Stored dataset items
·····
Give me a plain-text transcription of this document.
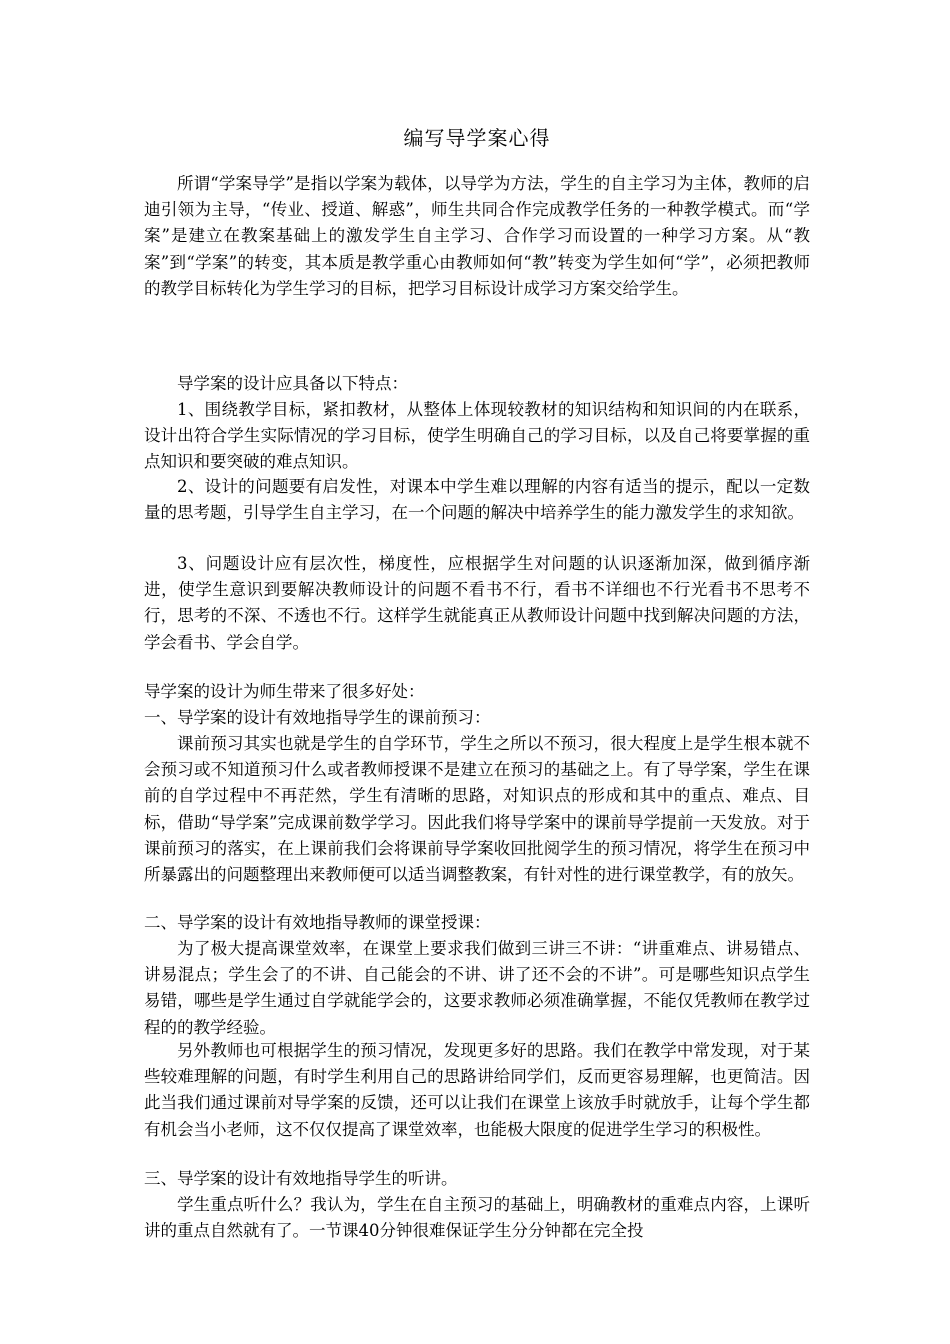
编写导学案心得

所谓“学案导学”是指以学案为载体，以导学为方法，学生的自主学习为主体，教师的启迪引领为主导，“传业、授道、解惑”，师生共同合作完成教学任务的一种教学模式。而“学案”是建立在教案基础上的激发学生自主学习、合作学习而设置的一种学习方案。从“教案”到“学案”的转变，其本质是教学重心由教师如何“教”转变为学生如何“学”，必须把教师的教学目标转化为学生学习的目标，把学习目标设计成学习方案交给学生。

导学案的设计应具备以下特点：

1、围绕教学目标，紧扣教材，从整体上体现较教材的知识结构和知识间的内在联系，设计出符合学生实际情况的学习目标，使学生明确自己的学习目标，以及自己将要掌握的重点知识和要突破的难点知识。

2、设计的问题要有启发性，对课本中学生难以理解的内容有适当的提示，配以一定数量的思考题，引导学生自主学习，在一个问题的解决中培养学生的能力激发学生的求知欲。

3、问题设计应有层次性，梯度性，应根据学生对问题的认识逐渐加深，做到循序渐进，使学生意识到要解决教师设计的问题不看书不行，看书不详细也不行光看书不思考不行，思考的不深、不透也不行。这样学生就能真正从教师设计问题中找到解决问题的方法，学会看书、学会自学。

导学案的设计为师生带来了很多好处：

一、导学案的设计有效地指导学生的课前预习：

课前预习其实也就是学生的自学环节，学生之所以不预习，很大程度上是学生根本就不会预习或不知道预习什么或者教师授课不是建立在预习的基础之上。有了导学案，学生在课前的自学过程中不再茫然，学生有清晰的思路，对知识点的形成和其中的重点、难点、目标，借助“导学案”完成课前数学学习。因此我们将导学案中的课前导学提前一天发放。对于课前预习的落实，在上课前我们会将课前导学案收回批阅学生的预习情况，将学生在预习中所暴露出的问题整理出来教师便可以适当调整教案，有针对性的进行课堂教学，有的放矢。

二、导学案的设计有效地指导教师的课堂授课：

为了极大提高课堂效率，在课堂上要求我们做到三讲三不讲：“讲重难点、讲易错点、讲易混点；学生会了的不讲、自己能会的不讲、讲了还不会的不讲”。可是哪些知识点学生易错，哪些是学生通过自学就能学会的，这要求教师必须准确掌握，不能仅凭教师在教学过程的的教学经验。

另外教师也可根据学生的预习情况，发现更多好的思路。我们在教学中常发现，对于某些较难理解的问题，有时学生利用自己的思路讲给同学们，反而更容易理解，也更简洁。因此当我们通过课前对导学案的反馈，还可以让我们在课堂上该放手时就放手，让每个学生都有机会当小老师，这不仅仅提高了课堂效率，也能极大限度的促进学生学习的积极性。

三、导学案的设计有效地指导学生的听讲。

学生重点听什么？我认为，学生在自主预习的基础上，明确教材的重难点内容，上课听讲的重点自然就有了。一节课40分钟很难保证学生分分钟都在完全投
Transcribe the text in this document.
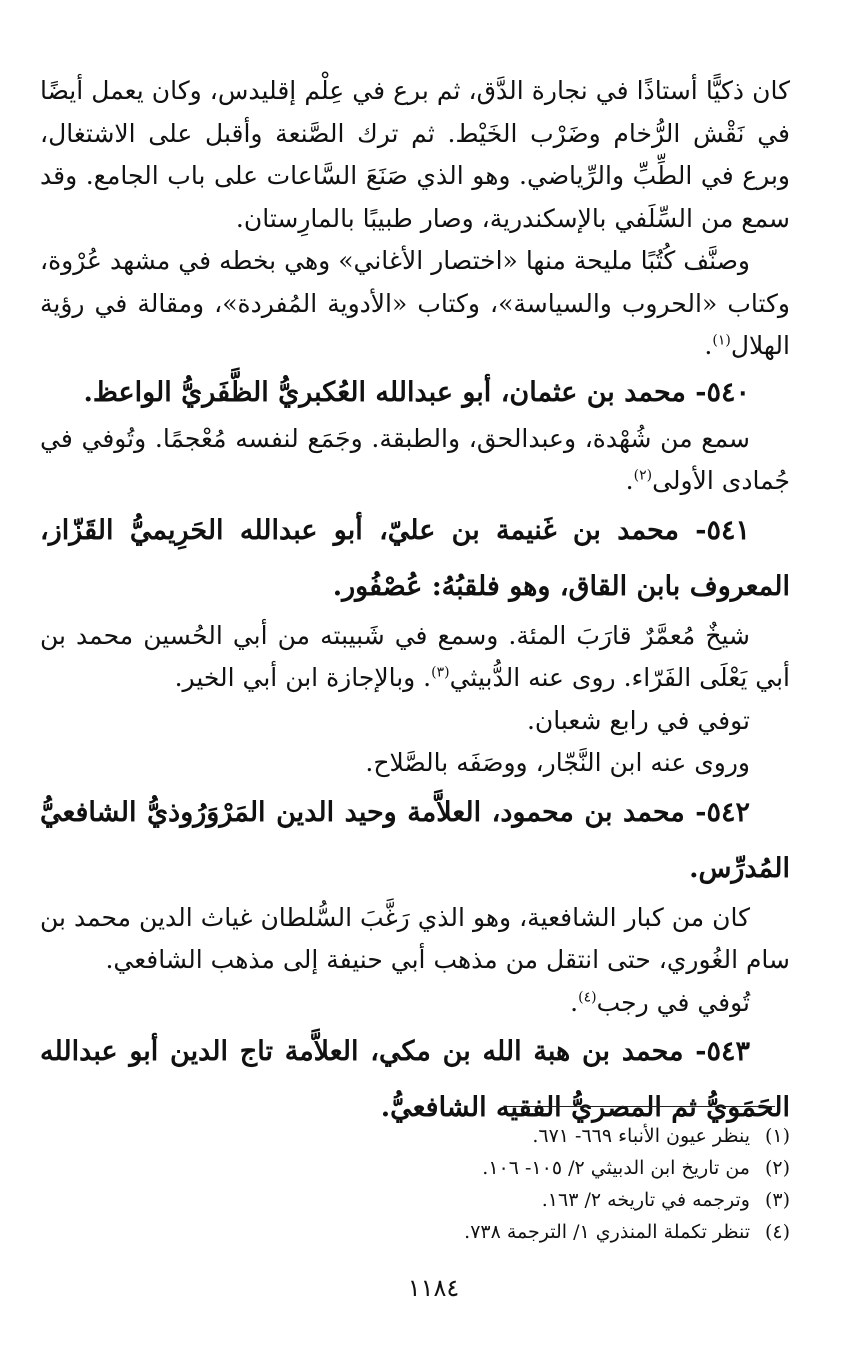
كان ذكيًّا أستاذًا في نجارة الدَّق، ثم برع في عِلْم إقليدس، وكان يعمل أيضًا في نَقْش الرُّخام وضَرْب الخَيْط. ثم ترك الصَّنعة وأقبل على الاشتغال، وبرع في الطِّبِّ والرِّياضي. وهو الذي صَنَعَ السَّاعات على باب الجامع. وقد سمع من السِّلَفي بالإسكندرية، وصار طبيبًا بالمارِستان.

وصنَّف كُتُبًا مليحة منها «اختصار الأغاني» وهي بخطه في مشهد عُرْوة، وكتاب «الحروب والسياسة»، وكتاب «الأدوية المُفردة»، ومقالة في رؤية الهلال$^{(١)}$.

٥٤٠- محمد بن عثمان، أبو عبدالله العُكبريُّ الظَّفَريُّ الواعظ.

سمع من شُهْدة، وعبدالحق، والطبقة. وجَمَع لنفسه مُعْجمًا. وتُوفي في جُمادى الأولى$^{(٢)}$.

٥٤١- محمد بن غَنيمة بن عليّ، أبو عبدالله الحَرِيميُّ القَزّاز، المعروف بابن القاق، وهو فلقبُهُ: عُصْفُور.

شيخٌ مُعمَّرٌ قارَبَ المئة. وسمع في شَبيبته من أبي الحُسين محمد بن أبي يَعْلَى الفَرّاء. روى عنه الدُّبيثي$^{(٣)}$. وبالإجازة ابن أبي الخير.

توفي في رابع شعبان.

وروى عنه ابن النَّجّار، ووصَفَه بالصَّلاح.

٥٤٢- محمد بن محمود، العلاَّمة وحيد الدين المَرْوَرُوذيُّ الشافعيُّ المُدرِّس.

كان من كبار الشافعية، وهو الذي رَغَّبَ السُّلطان غياث الدين محمد بن سام الغُوري، حتى انتقل من مذهب أبي حنيفة إلى مذهب الشافعي.

تُوفي في رجب$^{(٤)}$.

٥٤٣- محمد بن هبة الله بن مكي، العلاَّمة تاج الدين أبو عبدالله الحَمَويُّ ثم المصريُّ الفقيه الشافعيُّ.

(١)ينظر عيون الأنباء ٦٦٩- ٦٧١.

(٢)من تاريخ ابن الدبيثي ٢/ ١٠٥- ١٠٦.

(٣)وترجمه في تاريخه ٢/ ١٦٣.

(٤)تنظر تكملة المنذري ١/ الترجمة ٧٣٨.

١١٨٤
·····
Directive →
Print all of the entries word for word. Skip any images they contain.

Task output →
Give me a plain-text transcription of this document.
编写导学案心得

所谓“学案导学”是指以学案为载体，以导学为方法，学生的自主学习为主体，教师的启迪引领为主导，“传业、授道、解惑”，师生共同合作完成教学任务的一种教学模式。而“学案”是建立在教案基础上的激发学生自主学习、合作学习而设置的一种学习方案。从“教案”到“学案”的转变，其本质是教学重心由教师如何“教”转变为学生如何“学”，必须把教师的教学目标转化为学生学习的目标，把学习目标设计成学习方案交给学生。

导学案的设计应具备以下特点：

1、围绕教学目标，紧扣教材，从整体上体现较教材的知识结构和知识间的内在联系，设计出符合学生实际情况的学习目标，使学生明确自己的学习目标，以及自己将要掌握的重点知识和要突破的难点知识。

2、设计的问题要有启发性，对课本中学生难以理解的内容有适当的提示，配以一定数量的思考题，引导学生自主学习，在一个问题的解决中培养学生的能力激发学生的求知欲。

3、问题设计应有层次性，梯度性，应根据学生对问题的认识逐渐加深，做到循序渐进，使学生意识到要解决教师设计的问题不看书不行，看书不详细也不行光看书不思考不行，思考的不深、不透也不行。这样学生就能真正从教师设计问题中找到解决问题的方法，学会看书、学会自学。

导学案的设计为师生带来了很多好处：

一、导学案的设计有效地指导学生的课前预习：

课前预习其实也就是学生的自学环节，学生之所以不预习，很大程度上是学生根本就不会预习或不知道预习什么或者教师授课不是建立在预习的基础之上。有了导学案，学生在课前的自学过程中不再茫然，学生有清晰的思路，对知识点的形成和其中的重点、难点、目标，借助“导学案”完成课前数学学习。因此我们将导学案中的课前导学提前一天发放。对于课前预习的落实，在上课前我们会将课前导学案收回批阅学生的预习情况，将学生在预习中所暴露出的问题整理出来教师便可以适当调整教案，有针对性的进行课堂教学，有的放矢。

二、导学案的设计有效地指导教师的课堂授课：

为了极大提高课堂效率，在课堂上要求我们做到三讲三不讲：“讲重难点、讲易错点、讲易混点；学生会了的不讲、自己能会的不讲、讲了还不会的不讲”。可是哪些知识点学生易错，哪些是学生通过自学就能学会的，这要求教师必须准确掌握，不能仅凭教师在教学过程的的教学经验。

另外教师也可根据学生的预习情况，发现更多好的思路。我们在教学中常发现，对于某些较难理解的问题，有时学生利用自己的思路讲给同学们，反而更容易理解，也更简洁。因此当我们通过课前对导学案的反馈，还可以让我们在课堂上该放手时就放手，让每个学生都有机会当小老师，这不仅仅提高了课堂效率，也能极大限度的促进学生学习的积极性。

三、导学案的设计有效地指导学生的听讲。

学生重点听什么？我认为，学生在自主预习的基础上，明确教材的重难点内容，上课听讲的重点自然就有了。一节课40分钟很难保证学生分分钟都在完全投
Transcribe the text in this document.
كان ذكيًّا أستاذًا في نجارة الدَّق، ثم برع في عِلْم إقليدس، وكان يعمل أيضًا في نَقْش الرُّخام وضَرْب الخَيْط. ثم ترك الصَّنعة وأقبل على الاشتغال، وبرع في الطِّبِّ والرِّياضي. وهو الذي صَنَعَ السَّاعات على باب الجامع. وقد سمع من السِّلَفي بالإسكندرية، وصار طبيبًا بالمارِستان.

وصنَّف كُتُبًا مليحة منها «اختصار الأغاني» وهي بخطه في مشهد عُرْوة، وكتاب «الحروب والسياسة»، وكتاب «الأدوية المُفردة»، ومقالة في رؤية الهلال$^{(١)}$.

٥٤٠- محمد بن عثمان، أبو عبدالله العُكبريُّ الظَّفَريُّ الواعظ.

سمع من شُهْدة، وعبدالحق، والطبقة. وجَمَع لنفسه مُعْجمًا. وتُوفي في جُمادى الأولى$^{(٢)}$.

٥٤١- محمد بن غَنيمة بن عليّ، أبو عبدالله الحَرِيميُّ القَزّاز، المعروف بابن القاق، وهو فلقبُهُ: عُصْفُور.

شيخٌ مُعمَّرٌ قارَبَ المئة. وسمع في شَبيبته من أبي الحُسين محمد بن أبي يَعْلَى الفَرّاء. روى عنه الدُّبيثي$^{(٣)}$. وبالإجازة ابن أبي الخير.

توفي في رابع شعبان.

وروى عنه ابن النَّجّار، ووصَفَه بالصَّلاح.

٥٤٢- محمد بن محمود، العلاَّمة وحيد الدين المَرْوَرُوذيُّ الشافعيُّ المُدرِّس.

كان من كبار الشافعية، وهو الذي رَغَّبَ السُّلطان غياث الدين محمد بن سام الغُوري، حتى انتقل من مذهب أبي حنيفة إلى مذهب الشافعي.

تُوفي في رجب$^{(٤)}$.

٥٤٣- محمد بن هبة الله بن مكي، العلاَّمة تاج الدين أبو عبدالله الحَمَويُّ ثم المصريُّ الفقيه الشافعيُّ.

(١)ينظر عيون الأنباء ٦٦٩- ٦٧١.

(٢)من تاريخ ابن الدبيثي ٢/ ١٠٥- ١٠٦.

(٣)وترجمه في تاريخه ٢/ ١٦٣.

(٤)تنظر تكملة المنذري ١/ الترجمة ٧٣٨.

١١٨٤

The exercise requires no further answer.